#### Working data

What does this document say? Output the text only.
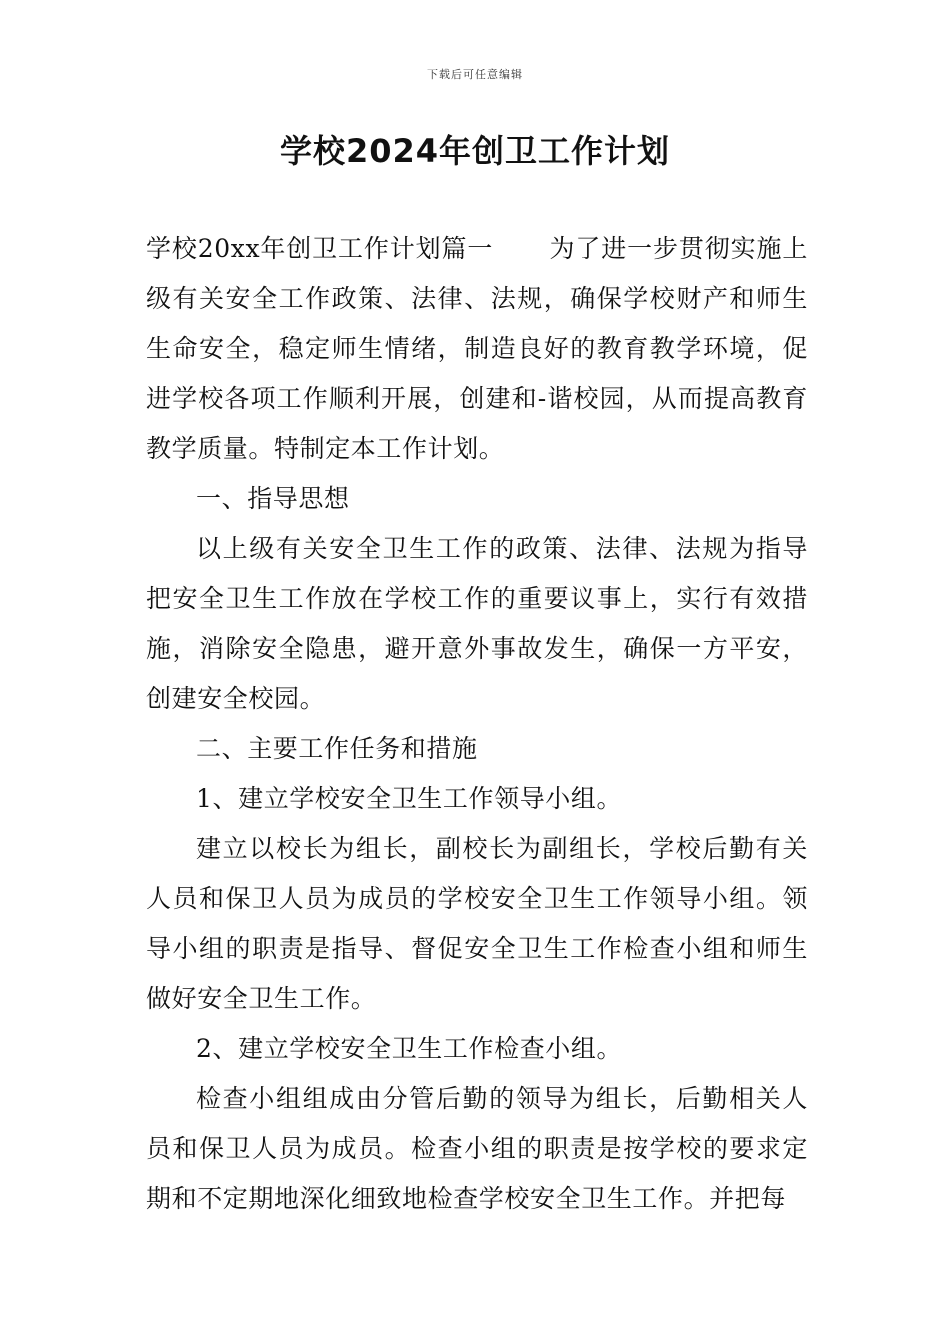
下载后可任意编辑
学校2024年创卫工作计划

学校20xx年创卫工作计划篇一 为了进一步贯彻实施上级有关安全工作政策、法律、法规，确保学校财产和师生生命安全，稳定师生情绪，制造良好的教育教学环境，促进学校各项工作顺利开展，创建和-谐校园，从而提高教育教学质量。特制定本工作计划。

一、指导思想

以上级有关安全卫生工作的政策、法律、法规为指导把安全卫生工作放在学校工作的重要议事上，实行有效措施，消除安全隐患，避开意外事故发生，确保一方平安，创建安全校园。

二、主要工作任务和措施

1、建立学校安全卫生工作领导小组。

建立以校长为组长，副校长为副组长，学校后勤有关人员和保卫人员为成员的学校安全卫生工作领导小组。领导小组的职责是指导、督促安全卫生工作检查小组和师生做好安全卫生工作。

2、建立学校安全卫生工作检查小组。

检查小组组成由分管后勤的领导为组长，后勤相关人员和保卫人员为成员。检查小组的职责是按学校的要求定期和不定期地深化细致地检查学校安全卫生工作。并把每
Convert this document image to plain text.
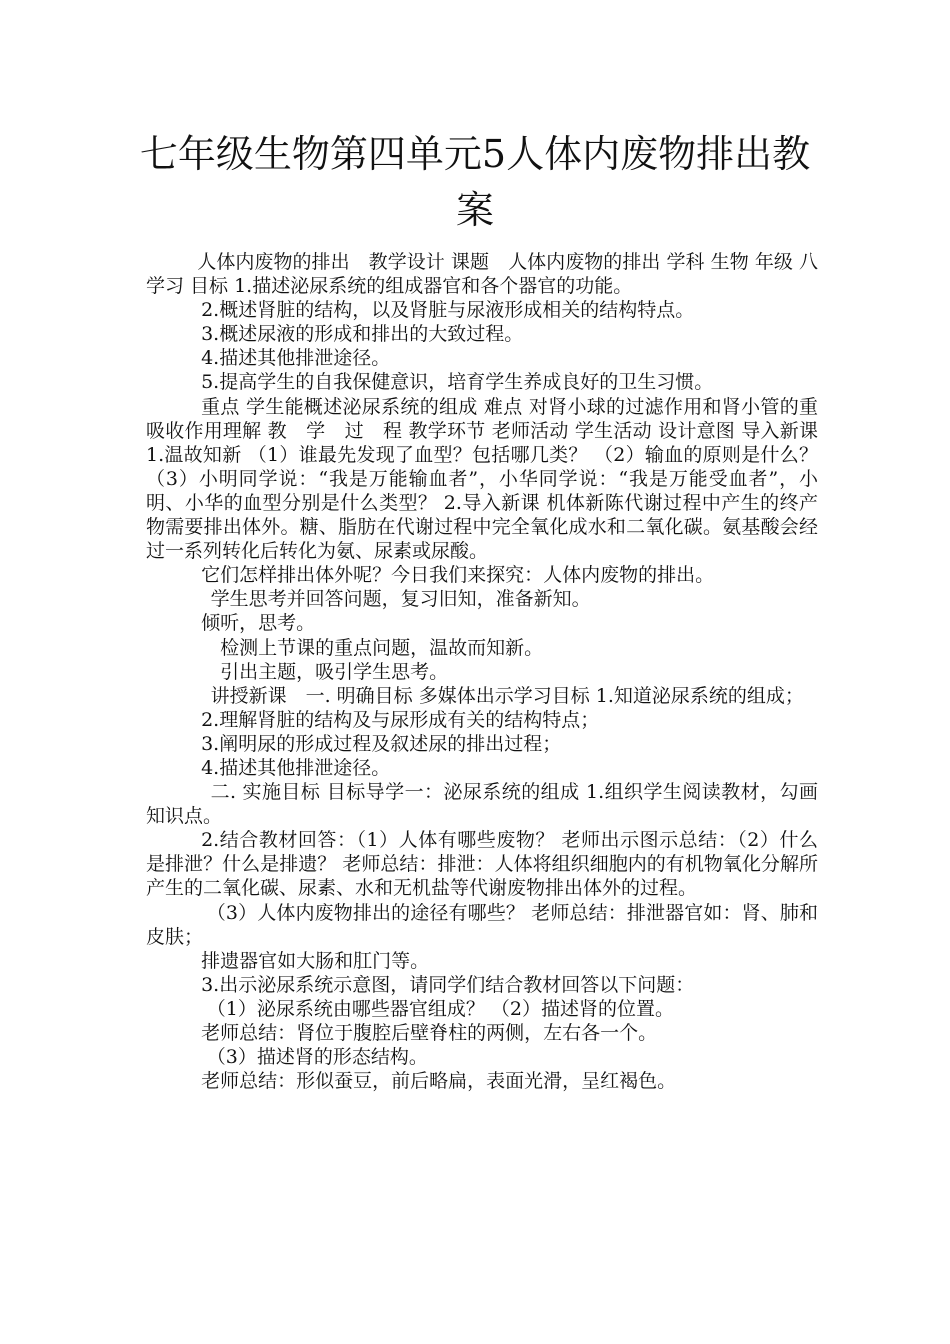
七年级生物第四单元5人体内废物排出教案

人体内废物的排出　教学设计 课题　人体内废物的排出 学科 生物 年级 八 学习 目标 1.描述泌尿系统的组成器官和各个器官的功能。

2.概述肾脏的结构，以及肾脏与尿液形成相关的结构特点。

3.概述尿液的形成和排出的大致过程。

4.描述其他排泄途径。

5.提高学生的自我保健意识，培育学生养成良好的卫生习惯。

重点 学生能概述泌尿系统的组成 难点 对肾小球的过滤作用和肾小管的重吸收作用理解 教　学　过　程 教学环节 老师活动 学生活动 设计意图 导入新课 1.温故知新 （1）谁最先发现了血型？包括哪几类？ （2）输血的原则是什么？ （3）小明同学说：“我是万能输血者”，小华同学说：“我是万能受血者”，小明、小华的血型分别是什么类型？ 2.导入新课 机体新陈代谢过程中产生的终产物需要排出体外。糖、脂肪在代谢过程中完全氧化成水和二氧化碳。氨基酸会经过一系列转化后转化为氨、尿素或尿酸。

它们怎样排出体外呢？今日我们来探究：人体内废物的排出。

学生思考并回答问题，复习旧知，准备新知。

倾听，思考。

检测上节课的重点问题，温故而知新。

引出主题，吸引学生思考。

讲授新课　一. 明确目标 多媒体出示学习目标 1.知道泌尿系统的组成；

2.理解肾脏的结构及与尿形成有关的结构特点；

3.阐明尿的形成过程及叙述尿的排出过程；

4.描述其他排泄途径。

二. 实施目标 目标导学一：泌尿系统的组成 1.组织学生阅读教材，勾画知识点。

2.结合教材回答：（1）人体有哪些废物？ 老师出示图示总结：（2）什么是排泄？什么是排遗？ 老师总结：排泄：人体将组织细胞内的有机物氧化分解所产生的二氧化碳、尿素、水和无机盐等代谢废物排出体外的过程。

（3）人体内废物排出的途径有哪些？ 老师总结：排泄器官如：肾、肺和皮肤；

排遗器官如大肠和肛门等。

3.出示泌尿系统示意图，请同学们结合教材回答以下问题：

（1）泌尿系统由哪些器官组成？ （2）描述肾的位置。

老师总结：肾位于腹腔后壁脊柱的两侧，左右各一个。

（3）描述肾的形态结构。

老师总结：形似蚕豆，前后略扁，表面光滑，呈红褐色。
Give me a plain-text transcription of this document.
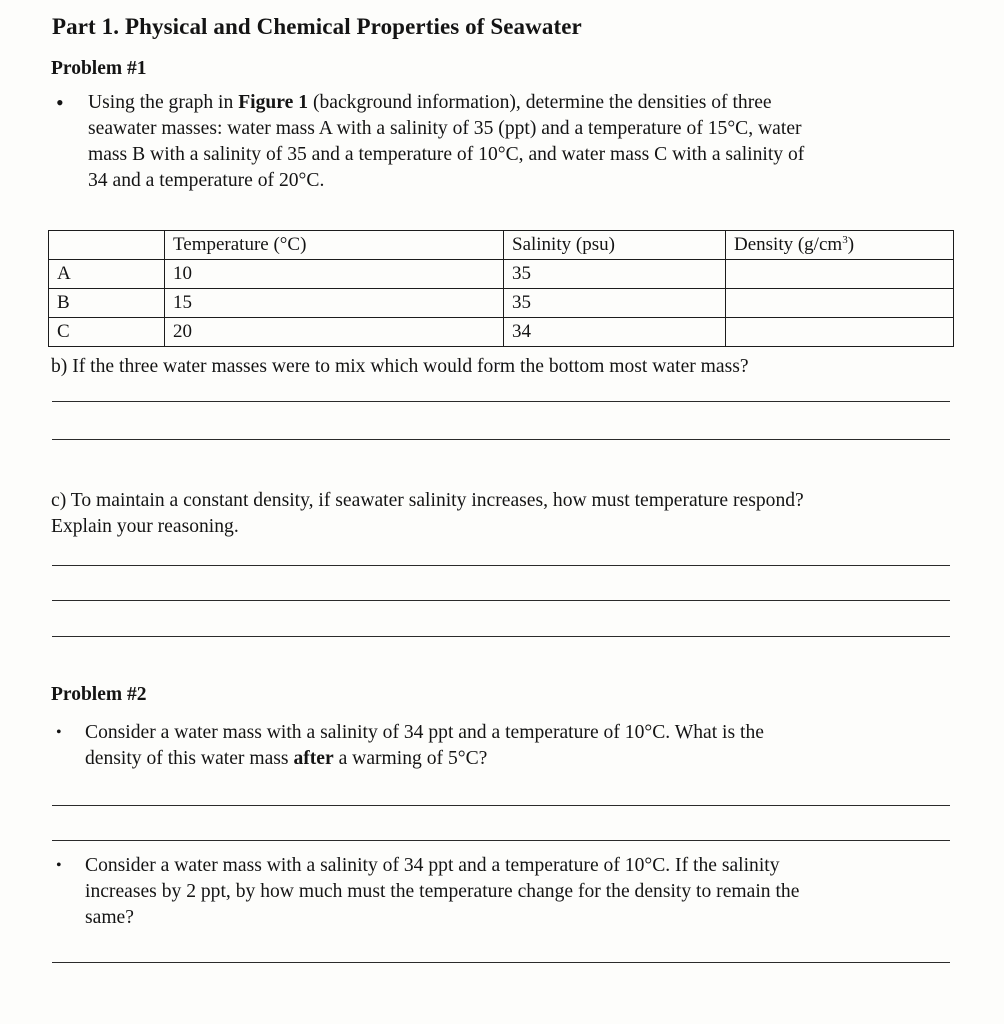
Part 1. Physical and Chemical Properties of Seawater
Problem #1
• Using the graph in Figure 1 (background information), determine the densities of three
seawater masses: water mass A with a salinity of 35 (ppt) and a temperature of 15°C, water
mass B with a salinity of 35 and a temperature of 10°C, and water mass C with a salinity of
34 and a temperature of 20°C.
	Temperature (°C)	Salinity (psu)	Density $(g/cm^3)$
A	10	35	
B	15	35	
C	20	34	
b) If the three water masses were to mix which would form the bottom most water mass?
c) To maintain a constant density, if seawater salinity increases, how must temperature respond?
Explain your reasoning.
Problem #2
• Consider a water mass with a salinity of 34 ppt and a temperature of 10°C. What is the
density of this water mass after a warming of 5°C?
• Consider a water mass with a salinity of 34 ppt and a temperature of 10°C. If the salinity
increases by 2 ppt, by how much must the temperature change for the density to remain the
same?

########

» Aim
Every line of the listing that holds "three" should be found and copied.

» Exercise solution
• Using the graph in Figure 1 (background information), determine the densities of three
b) If the three water masses were to mix which would form the bottom most water mass?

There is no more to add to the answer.